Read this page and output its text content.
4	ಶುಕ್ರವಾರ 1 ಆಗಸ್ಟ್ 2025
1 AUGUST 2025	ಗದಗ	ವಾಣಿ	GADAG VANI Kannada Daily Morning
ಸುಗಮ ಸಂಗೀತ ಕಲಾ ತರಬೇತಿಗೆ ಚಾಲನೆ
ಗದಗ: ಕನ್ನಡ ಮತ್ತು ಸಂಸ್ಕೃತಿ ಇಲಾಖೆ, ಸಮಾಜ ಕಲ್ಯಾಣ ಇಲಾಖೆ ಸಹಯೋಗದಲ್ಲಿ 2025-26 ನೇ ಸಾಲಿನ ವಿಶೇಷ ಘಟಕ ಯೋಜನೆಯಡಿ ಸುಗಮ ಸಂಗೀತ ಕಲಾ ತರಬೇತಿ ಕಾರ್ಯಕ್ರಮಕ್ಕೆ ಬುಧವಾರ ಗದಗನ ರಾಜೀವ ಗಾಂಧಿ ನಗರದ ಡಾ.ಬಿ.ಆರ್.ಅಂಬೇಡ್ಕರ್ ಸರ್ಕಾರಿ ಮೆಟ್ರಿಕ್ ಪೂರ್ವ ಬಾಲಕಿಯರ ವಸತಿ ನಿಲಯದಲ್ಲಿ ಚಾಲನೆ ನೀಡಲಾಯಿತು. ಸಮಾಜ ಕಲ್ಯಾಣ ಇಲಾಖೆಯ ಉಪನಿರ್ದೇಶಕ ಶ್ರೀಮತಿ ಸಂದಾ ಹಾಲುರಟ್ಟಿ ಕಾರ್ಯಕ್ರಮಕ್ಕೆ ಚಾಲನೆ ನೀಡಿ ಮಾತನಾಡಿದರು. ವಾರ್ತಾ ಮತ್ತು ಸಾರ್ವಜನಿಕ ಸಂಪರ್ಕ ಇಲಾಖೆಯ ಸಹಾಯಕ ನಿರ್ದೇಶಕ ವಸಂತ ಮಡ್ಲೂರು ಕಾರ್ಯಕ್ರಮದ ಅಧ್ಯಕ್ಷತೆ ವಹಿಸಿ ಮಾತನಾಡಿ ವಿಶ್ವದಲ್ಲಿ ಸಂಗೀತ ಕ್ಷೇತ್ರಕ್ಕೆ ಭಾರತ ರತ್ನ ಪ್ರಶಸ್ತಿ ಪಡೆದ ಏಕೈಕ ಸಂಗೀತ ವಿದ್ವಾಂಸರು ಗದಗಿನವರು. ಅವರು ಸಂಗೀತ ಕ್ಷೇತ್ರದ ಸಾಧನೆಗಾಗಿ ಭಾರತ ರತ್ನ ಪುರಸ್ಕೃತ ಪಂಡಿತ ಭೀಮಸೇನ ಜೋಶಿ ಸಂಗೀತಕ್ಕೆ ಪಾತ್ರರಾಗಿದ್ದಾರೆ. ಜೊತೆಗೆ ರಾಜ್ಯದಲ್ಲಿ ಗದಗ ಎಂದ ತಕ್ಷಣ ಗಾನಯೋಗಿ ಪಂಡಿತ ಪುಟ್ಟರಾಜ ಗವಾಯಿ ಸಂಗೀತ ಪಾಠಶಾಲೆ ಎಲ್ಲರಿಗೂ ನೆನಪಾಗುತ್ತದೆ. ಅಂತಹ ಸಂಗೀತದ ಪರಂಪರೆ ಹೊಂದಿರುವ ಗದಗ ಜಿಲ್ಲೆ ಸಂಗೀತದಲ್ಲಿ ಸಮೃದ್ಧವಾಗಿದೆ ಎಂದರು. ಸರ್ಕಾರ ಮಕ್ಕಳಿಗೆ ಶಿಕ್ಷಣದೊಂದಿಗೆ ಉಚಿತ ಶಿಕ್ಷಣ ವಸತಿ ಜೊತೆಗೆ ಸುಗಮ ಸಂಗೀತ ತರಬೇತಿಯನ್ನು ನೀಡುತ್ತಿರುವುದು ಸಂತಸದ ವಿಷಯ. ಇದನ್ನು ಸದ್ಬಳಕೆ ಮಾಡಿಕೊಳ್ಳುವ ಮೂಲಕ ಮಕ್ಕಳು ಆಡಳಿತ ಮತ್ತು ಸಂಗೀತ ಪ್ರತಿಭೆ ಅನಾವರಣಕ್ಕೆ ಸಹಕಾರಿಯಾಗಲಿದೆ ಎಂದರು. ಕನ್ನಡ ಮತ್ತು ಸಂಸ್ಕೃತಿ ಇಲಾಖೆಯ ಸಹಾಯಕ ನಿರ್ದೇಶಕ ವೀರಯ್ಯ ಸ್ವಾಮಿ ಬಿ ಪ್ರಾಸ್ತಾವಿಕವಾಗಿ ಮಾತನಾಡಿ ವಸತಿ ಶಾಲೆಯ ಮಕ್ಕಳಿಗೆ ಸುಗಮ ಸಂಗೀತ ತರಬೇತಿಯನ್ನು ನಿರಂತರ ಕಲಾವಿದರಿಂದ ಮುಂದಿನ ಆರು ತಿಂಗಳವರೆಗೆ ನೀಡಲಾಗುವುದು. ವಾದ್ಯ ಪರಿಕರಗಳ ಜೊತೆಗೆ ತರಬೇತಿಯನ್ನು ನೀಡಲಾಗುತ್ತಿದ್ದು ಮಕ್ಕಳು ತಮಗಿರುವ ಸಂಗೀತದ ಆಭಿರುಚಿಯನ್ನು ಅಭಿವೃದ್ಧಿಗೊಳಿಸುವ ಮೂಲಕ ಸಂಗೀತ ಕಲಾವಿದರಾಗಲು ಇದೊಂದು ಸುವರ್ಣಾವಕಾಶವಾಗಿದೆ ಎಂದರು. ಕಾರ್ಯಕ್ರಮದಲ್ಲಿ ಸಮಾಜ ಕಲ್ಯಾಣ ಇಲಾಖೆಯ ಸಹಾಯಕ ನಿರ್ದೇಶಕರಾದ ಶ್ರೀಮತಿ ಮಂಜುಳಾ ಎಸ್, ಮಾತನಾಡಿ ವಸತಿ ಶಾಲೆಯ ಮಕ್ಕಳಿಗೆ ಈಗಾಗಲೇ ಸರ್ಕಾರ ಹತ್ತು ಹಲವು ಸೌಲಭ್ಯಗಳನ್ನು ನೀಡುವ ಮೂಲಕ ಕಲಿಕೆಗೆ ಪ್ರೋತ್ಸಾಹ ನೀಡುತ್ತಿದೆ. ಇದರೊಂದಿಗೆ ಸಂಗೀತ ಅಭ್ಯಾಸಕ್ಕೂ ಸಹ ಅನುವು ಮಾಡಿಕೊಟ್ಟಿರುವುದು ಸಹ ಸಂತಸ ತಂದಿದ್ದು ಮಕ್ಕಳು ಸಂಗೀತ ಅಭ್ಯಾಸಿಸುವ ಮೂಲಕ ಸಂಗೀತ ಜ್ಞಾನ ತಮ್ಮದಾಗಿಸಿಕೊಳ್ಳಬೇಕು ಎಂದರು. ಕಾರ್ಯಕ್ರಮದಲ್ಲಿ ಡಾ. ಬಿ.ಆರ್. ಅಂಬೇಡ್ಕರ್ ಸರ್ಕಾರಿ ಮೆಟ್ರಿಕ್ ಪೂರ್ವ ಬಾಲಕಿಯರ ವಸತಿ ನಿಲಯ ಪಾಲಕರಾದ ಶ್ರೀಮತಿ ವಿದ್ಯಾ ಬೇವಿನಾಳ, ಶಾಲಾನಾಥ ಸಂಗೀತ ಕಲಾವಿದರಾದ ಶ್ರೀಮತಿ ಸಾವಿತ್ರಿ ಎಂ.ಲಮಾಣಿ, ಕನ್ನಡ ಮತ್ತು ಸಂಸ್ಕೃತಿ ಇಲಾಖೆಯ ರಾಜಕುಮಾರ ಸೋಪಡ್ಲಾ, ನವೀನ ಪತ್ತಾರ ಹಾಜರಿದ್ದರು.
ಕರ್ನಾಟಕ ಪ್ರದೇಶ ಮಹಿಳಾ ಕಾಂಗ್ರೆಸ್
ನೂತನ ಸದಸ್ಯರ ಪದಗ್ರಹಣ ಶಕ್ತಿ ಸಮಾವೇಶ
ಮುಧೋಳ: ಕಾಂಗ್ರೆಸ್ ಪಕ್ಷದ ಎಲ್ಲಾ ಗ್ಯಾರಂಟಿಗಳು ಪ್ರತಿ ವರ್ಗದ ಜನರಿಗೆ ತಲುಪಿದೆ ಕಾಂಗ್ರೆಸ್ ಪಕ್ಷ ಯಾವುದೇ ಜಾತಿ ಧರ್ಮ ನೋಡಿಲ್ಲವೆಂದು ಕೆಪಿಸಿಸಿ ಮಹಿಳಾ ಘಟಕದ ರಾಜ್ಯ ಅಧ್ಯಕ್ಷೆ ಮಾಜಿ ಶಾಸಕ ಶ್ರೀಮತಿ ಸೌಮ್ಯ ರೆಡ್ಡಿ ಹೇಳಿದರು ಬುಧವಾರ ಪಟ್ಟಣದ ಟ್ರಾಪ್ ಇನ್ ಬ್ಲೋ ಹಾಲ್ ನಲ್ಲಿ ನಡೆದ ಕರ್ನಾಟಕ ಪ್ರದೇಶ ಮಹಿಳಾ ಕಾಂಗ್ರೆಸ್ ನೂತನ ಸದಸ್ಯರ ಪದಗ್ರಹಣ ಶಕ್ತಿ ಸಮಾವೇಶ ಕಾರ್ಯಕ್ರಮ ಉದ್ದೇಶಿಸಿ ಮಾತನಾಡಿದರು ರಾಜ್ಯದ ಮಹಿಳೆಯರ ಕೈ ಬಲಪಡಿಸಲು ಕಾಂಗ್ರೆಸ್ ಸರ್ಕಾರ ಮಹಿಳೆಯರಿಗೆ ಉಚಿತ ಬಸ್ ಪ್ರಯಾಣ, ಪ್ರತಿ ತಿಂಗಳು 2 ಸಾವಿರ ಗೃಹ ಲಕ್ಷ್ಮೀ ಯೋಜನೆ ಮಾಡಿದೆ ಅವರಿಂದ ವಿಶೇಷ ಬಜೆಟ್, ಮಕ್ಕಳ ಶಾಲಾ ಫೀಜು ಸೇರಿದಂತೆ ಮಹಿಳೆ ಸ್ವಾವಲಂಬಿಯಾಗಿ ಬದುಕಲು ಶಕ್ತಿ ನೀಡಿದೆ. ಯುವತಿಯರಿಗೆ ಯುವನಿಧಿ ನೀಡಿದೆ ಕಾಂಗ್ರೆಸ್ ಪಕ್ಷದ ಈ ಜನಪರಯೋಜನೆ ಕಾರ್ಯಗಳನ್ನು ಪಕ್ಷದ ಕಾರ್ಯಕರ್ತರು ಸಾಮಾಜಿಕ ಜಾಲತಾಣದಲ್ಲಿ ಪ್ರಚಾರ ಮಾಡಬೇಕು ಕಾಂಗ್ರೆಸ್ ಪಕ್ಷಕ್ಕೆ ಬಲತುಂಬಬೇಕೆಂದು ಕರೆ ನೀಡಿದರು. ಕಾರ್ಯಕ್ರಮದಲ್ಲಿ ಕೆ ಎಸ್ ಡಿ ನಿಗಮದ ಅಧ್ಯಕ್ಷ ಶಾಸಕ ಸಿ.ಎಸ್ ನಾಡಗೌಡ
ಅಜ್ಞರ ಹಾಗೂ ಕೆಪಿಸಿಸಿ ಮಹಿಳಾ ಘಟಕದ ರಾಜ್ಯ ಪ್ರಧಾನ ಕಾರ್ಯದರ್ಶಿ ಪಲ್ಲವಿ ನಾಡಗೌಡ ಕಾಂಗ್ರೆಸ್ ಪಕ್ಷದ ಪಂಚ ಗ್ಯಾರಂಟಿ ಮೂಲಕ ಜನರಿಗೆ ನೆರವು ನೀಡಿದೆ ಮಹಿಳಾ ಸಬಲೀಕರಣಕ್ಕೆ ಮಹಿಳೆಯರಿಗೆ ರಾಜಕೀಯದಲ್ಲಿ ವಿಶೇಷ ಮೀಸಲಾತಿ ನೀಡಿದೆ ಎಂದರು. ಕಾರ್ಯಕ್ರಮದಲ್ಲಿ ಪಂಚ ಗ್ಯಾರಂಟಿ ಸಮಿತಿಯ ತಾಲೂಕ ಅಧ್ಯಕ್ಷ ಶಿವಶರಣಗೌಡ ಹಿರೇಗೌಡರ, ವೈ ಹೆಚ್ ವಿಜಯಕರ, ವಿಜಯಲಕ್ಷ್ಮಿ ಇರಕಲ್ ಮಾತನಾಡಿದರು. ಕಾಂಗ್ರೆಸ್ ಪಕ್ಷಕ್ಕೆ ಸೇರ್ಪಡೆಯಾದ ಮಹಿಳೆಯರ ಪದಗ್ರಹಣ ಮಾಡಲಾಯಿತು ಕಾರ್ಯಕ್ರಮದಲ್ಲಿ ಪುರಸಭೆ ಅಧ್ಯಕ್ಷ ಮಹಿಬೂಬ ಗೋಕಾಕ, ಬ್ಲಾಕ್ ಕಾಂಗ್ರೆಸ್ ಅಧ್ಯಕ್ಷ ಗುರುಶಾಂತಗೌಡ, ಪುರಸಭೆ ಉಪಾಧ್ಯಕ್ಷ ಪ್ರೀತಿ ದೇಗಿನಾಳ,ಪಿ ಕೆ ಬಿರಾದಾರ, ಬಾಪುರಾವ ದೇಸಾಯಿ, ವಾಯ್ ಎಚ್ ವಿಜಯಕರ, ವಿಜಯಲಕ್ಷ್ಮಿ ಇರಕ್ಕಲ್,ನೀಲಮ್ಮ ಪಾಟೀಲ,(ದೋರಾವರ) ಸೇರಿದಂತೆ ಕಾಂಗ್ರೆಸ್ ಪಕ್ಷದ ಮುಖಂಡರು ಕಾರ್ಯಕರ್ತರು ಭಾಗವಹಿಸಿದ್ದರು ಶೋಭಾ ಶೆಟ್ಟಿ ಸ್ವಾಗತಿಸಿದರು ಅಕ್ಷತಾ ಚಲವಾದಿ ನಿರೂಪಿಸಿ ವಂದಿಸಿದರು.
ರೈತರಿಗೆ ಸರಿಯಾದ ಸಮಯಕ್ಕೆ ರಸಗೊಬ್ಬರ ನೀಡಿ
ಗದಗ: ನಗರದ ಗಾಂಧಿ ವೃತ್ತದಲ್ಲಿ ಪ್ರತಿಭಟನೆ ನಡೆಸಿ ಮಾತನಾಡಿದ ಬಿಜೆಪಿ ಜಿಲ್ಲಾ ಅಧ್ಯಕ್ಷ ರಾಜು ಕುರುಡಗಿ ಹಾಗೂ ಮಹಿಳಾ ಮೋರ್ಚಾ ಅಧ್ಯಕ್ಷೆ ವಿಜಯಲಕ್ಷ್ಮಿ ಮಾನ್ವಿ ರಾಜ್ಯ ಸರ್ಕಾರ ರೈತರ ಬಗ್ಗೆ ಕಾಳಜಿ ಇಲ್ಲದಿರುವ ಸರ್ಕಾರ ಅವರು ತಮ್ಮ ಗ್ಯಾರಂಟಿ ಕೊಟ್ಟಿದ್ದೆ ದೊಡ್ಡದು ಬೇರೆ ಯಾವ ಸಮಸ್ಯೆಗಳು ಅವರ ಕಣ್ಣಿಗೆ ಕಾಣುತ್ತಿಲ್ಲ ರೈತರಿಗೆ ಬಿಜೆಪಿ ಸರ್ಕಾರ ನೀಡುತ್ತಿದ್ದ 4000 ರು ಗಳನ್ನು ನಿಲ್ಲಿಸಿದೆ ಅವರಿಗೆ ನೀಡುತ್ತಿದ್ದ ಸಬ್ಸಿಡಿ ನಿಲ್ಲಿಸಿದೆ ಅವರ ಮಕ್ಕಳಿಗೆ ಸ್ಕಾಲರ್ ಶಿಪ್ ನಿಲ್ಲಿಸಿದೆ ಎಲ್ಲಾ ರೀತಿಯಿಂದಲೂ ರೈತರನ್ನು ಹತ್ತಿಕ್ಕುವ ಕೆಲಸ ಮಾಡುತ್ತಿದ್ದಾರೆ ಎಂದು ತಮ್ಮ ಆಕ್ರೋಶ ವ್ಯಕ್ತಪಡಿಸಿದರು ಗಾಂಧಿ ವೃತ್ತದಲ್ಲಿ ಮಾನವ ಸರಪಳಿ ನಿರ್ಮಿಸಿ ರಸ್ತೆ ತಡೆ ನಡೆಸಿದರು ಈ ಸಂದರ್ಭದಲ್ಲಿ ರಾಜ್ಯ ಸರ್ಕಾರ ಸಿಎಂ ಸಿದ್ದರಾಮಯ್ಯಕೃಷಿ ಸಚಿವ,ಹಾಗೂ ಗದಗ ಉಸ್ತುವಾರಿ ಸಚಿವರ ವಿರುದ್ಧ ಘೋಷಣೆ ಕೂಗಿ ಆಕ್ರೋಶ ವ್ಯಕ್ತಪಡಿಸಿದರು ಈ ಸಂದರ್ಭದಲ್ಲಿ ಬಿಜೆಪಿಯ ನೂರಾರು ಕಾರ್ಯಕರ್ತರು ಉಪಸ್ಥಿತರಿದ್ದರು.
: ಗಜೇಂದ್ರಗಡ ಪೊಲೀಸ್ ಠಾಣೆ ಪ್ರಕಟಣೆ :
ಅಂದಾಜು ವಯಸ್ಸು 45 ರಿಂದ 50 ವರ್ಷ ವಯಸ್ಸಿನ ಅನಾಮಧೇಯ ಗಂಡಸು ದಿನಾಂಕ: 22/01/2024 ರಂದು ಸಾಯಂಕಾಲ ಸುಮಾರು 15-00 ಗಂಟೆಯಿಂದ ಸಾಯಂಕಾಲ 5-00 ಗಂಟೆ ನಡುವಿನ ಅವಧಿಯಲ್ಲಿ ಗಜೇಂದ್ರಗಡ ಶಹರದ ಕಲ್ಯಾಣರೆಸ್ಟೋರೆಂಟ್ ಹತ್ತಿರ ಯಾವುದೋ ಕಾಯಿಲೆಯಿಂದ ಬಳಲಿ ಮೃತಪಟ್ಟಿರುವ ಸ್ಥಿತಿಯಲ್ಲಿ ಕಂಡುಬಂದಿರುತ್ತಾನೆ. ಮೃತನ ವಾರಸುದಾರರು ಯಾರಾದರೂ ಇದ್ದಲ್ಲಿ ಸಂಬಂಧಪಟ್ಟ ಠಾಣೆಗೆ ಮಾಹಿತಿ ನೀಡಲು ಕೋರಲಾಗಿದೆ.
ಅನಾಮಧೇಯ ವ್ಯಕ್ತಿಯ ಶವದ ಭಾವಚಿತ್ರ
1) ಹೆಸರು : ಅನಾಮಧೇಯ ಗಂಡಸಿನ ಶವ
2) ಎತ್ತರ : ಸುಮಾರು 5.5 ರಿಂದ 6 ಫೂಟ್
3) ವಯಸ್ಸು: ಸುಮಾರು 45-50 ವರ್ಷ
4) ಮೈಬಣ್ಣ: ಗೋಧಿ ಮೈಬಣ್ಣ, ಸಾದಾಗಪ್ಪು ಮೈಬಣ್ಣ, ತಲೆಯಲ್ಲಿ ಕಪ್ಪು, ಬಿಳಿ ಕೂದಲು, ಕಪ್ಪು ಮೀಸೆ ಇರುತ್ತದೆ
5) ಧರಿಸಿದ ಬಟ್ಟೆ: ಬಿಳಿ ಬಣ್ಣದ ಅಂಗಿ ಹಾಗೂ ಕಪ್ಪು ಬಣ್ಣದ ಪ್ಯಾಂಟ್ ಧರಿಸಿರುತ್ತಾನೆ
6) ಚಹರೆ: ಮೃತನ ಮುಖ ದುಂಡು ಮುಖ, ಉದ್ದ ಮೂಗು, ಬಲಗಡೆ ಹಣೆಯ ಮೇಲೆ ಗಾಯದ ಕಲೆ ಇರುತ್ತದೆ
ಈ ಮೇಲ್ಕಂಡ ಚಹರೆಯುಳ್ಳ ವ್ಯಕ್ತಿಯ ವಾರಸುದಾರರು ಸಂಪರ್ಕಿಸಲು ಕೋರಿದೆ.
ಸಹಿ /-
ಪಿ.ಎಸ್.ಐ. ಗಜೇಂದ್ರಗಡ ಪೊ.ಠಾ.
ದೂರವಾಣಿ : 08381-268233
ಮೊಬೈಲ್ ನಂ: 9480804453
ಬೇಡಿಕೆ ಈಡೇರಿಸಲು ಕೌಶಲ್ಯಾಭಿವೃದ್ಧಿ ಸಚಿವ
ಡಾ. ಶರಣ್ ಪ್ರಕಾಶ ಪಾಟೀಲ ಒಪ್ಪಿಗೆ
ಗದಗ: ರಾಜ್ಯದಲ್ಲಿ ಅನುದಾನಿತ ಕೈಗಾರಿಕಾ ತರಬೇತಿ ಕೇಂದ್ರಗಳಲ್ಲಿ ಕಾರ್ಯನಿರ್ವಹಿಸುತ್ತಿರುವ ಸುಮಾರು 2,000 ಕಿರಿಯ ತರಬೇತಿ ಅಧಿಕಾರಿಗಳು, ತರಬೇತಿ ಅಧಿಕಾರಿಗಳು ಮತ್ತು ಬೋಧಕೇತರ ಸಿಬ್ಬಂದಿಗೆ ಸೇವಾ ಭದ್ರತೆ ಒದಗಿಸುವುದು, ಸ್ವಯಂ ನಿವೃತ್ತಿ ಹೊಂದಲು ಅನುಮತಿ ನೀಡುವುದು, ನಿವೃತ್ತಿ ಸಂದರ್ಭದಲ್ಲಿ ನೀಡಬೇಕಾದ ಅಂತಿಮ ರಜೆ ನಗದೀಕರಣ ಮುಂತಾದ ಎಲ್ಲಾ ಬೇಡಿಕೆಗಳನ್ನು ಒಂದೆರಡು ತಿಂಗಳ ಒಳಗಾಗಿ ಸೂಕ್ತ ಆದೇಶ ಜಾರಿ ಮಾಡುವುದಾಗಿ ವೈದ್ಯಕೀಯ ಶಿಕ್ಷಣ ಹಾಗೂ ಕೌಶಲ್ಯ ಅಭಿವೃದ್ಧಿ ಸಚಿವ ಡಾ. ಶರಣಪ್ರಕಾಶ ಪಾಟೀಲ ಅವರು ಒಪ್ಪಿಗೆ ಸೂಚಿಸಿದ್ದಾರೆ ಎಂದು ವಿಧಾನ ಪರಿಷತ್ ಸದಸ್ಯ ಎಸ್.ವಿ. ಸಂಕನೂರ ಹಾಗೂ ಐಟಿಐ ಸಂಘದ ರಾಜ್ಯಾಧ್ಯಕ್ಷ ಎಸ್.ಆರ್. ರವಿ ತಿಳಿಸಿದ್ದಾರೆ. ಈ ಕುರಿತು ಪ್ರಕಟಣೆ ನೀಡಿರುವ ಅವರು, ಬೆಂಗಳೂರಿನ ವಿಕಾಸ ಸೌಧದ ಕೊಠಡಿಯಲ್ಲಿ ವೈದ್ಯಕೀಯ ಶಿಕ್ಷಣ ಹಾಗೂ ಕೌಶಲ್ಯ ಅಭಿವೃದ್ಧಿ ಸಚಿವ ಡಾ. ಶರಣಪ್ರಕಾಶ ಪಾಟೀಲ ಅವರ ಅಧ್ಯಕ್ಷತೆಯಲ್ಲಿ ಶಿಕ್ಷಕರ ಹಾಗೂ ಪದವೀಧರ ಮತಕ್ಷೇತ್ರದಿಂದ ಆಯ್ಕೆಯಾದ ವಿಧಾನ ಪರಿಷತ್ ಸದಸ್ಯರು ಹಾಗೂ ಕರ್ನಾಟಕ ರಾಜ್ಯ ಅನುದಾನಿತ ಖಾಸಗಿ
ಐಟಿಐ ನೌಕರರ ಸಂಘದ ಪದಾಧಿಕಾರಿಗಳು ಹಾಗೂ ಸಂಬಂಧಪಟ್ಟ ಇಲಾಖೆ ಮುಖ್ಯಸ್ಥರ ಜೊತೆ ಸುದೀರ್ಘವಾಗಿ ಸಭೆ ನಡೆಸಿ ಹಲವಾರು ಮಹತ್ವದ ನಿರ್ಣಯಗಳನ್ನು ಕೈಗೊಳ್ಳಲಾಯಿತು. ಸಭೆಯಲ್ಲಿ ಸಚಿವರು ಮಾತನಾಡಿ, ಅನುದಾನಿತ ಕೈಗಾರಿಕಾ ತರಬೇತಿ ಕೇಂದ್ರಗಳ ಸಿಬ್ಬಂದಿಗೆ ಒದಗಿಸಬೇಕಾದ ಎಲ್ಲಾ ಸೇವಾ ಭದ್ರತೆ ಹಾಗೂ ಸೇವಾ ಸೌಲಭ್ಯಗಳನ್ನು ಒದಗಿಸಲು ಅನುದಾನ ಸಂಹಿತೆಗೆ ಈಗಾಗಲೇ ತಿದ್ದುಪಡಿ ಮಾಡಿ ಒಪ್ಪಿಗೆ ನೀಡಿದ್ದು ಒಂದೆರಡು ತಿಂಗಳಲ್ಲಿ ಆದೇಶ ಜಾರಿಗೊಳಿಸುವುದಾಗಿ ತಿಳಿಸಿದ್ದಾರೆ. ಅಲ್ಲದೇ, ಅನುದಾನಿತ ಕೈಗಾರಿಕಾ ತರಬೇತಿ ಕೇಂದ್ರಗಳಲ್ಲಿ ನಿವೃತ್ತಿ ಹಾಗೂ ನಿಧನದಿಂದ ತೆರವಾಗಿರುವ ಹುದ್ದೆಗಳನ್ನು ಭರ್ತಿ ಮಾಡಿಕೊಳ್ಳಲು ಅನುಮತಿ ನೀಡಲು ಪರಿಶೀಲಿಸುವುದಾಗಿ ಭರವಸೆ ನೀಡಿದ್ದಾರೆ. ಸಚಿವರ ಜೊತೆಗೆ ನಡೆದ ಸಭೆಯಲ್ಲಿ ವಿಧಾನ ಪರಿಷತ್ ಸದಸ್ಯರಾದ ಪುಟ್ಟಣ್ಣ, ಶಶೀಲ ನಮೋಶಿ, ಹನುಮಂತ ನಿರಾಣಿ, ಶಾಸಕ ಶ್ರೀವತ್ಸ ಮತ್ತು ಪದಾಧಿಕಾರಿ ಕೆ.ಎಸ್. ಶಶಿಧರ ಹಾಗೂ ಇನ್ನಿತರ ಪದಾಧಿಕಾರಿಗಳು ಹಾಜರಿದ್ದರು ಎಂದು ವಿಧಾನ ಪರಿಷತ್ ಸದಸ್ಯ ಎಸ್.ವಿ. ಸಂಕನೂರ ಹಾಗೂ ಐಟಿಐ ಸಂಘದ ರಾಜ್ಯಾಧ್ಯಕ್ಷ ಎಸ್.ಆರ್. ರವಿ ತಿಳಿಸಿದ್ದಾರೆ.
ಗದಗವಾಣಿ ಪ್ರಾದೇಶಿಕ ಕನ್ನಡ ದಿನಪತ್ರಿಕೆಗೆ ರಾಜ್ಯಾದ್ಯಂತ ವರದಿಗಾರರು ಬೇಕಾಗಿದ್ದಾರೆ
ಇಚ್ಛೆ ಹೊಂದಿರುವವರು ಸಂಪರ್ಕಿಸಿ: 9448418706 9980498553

++++

• [Objective]
Return each line with "ರಕಟಣ".

• [Output]
: ಗಜೇಂದ್ರಗಡ ಪೊಲೀಸ್ ಠಾಣೆ ಪ್ರಕಟಣೆ :
ಗದಗ: ರಾಜ್ಯದಲ್ಲಿ ಅನುದಾನಿತ ಕೈಗಾರಿಕಾ ತರಬೇತಿ ಕೇಂದ್ರಗಳಲ್ಲಿ ಕಾರ್ಯನಿರ್ವಹಿಸುತ್ತಿರುವ ಸುಮಾರು 2,000 ಕಿರಿಯ ತರಬೇತಿ ಅಧಿಕಾರಿಗಳು, ತರಬೇತಿ ಅಧಿಕಾರಿಗಳು ಮತ್ತು ಬೋಧಕೇತರ ಸಿಬ್ಬಂದಿಗೆ ಸೇವಾ ಭದ್ರತೆ ಒದಗಿಸುವುದು, ಸ್ವಯಂ ನಿವೃತ್ತಿ ಹೊಂದಲು ಅನುಮತಿ ನೀಡುವುದು, ನಿವೃತ್ತಿ ಸಂದರ್ಭದಲ್ಲಿ ನೀಡಬೇಕಾದ ಅಂತಿಮ ರಜೆ ನಗದೀಕರಣ ಮುಂತಾದ ಎಲ್ಲಾ ಬೇಡಿಕೆಗಳನ್ನು ಒಂದೆರಡು ತಿಂಗಳ ಒಳಗಾಗಿ ಸೂಕ್ತ ಆದೇಶ ಜಾರಿ ಮಾಡುವುದಾಗಿ ವೈದ್ಯಕೀಯ ಶಿಕ್ಷಣ ಹಾಗೂ ಕೌಶಲ್ಯ ಅಭಿವೃದ್ಧಿ ಸಚಿವ ಡಾ. ಶರಣಪ್ರಕಾಶ ಪಾಟೀಲ ಅವರು ಒಪ್ಪಿಗೆ ಸೂಚಿಸಿದ್ದಾರೆ ಎಂದು ವಿಧಾನ ಪರಿಷತ್ ಸದಸ್ಯ ಎಸ್.ವಿ. ಸಂಕನೂರ ಹಾಗೂ ಐಟಿಐ ಸಂಘದ ರಾಜ್ಯಾಧ್ಯಕ್ಷ ಎಸ್.ಆರ್. ರವಿ ತಿಳಿಸಿದ್ದಾರೆ. ಈ ಕುರಿತು ಪ್ರಕಟಣೆ ನೀಡಿರುವ ಅವರು, ಬೆಂಗಳೂರಿನ ವಿಕಾಸ ಸೌಧದ ಕೊಠಡಿಯಲ್ಲಿ ವೈದ್ಯಕೀಯ ಶಿಕ್ಷಣ ಹಾಗೂ ಕೌಶಲ್ಯ ಅಭಿವೃದ್ಧಿ ಸಚಿವ ಡಾ. ಶರಣಪ್ರಕಾಶ ಪಾಟೀಲ ಅವರ ಅಧ್ಯಕ್ಷತೆಯಲ್ಲಿ ಶಿಕ್ಷಕರ ಹಾಗೂ ಪದವೀಧರ ಮತಕ್ಷೇತ್ರದಿಂದ ಆಯ್ಕೆಯಾದ ವಿಧಾನ ಪರಿಷತ್ ಸದಸ್ಯರು ಹಾಗೂ ಕರ್ನಾಟಕ ರಾಜ್ಯ ಅನುದಾನಿತ ಖಾಸಗಿ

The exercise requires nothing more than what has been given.